* _YOUR INSTRUCTIONS_
Return a copy of each line that holds the string "turtle".

* _MATERIAL FOR THE TASK_

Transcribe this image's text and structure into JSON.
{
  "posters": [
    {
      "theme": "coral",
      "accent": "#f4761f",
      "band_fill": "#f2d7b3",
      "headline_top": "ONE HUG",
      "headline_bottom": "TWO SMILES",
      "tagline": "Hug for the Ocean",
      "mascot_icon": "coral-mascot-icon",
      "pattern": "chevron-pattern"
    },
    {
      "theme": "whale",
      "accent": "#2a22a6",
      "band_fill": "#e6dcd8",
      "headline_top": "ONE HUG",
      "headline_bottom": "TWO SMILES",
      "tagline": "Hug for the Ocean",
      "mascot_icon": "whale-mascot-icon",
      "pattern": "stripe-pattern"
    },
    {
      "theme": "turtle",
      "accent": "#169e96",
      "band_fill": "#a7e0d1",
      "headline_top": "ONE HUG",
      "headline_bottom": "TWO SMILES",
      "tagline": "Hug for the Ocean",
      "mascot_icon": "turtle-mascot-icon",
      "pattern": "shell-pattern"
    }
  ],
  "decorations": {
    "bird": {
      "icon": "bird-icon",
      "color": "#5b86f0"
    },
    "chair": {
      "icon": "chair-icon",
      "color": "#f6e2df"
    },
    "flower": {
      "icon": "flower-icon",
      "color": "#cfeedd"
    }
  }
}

==

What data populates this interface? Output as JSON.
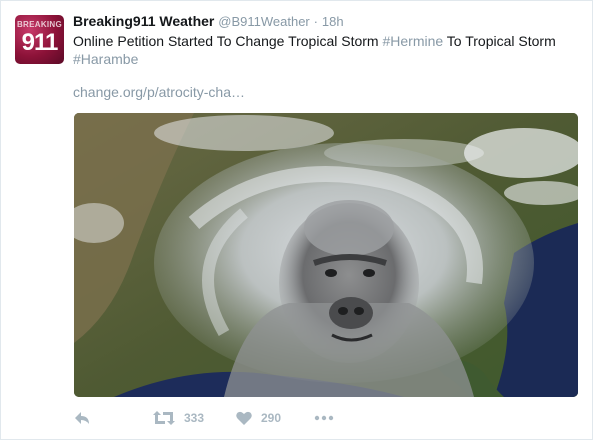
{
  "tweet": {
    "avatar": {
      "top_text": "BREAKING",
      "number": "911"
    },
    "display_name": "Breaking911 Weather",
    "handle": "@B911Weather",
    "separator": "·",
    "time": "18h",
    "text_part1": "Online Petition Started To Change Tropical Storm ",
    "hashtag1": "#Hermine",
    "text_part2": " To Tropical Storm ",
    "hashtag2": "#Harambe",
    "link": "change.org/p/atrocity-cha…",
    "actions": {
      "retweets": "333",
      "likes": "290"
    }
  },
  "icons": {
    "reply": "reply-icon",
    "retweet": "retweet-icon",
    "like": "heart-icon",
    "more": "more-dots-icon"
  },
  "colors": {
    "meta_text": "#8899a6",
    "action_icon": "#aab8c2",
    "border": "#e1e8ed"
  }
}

* _TASK RESPONSE_
      "theme": "turtle",
      "mascot_icon": "turtle-mascot-icon",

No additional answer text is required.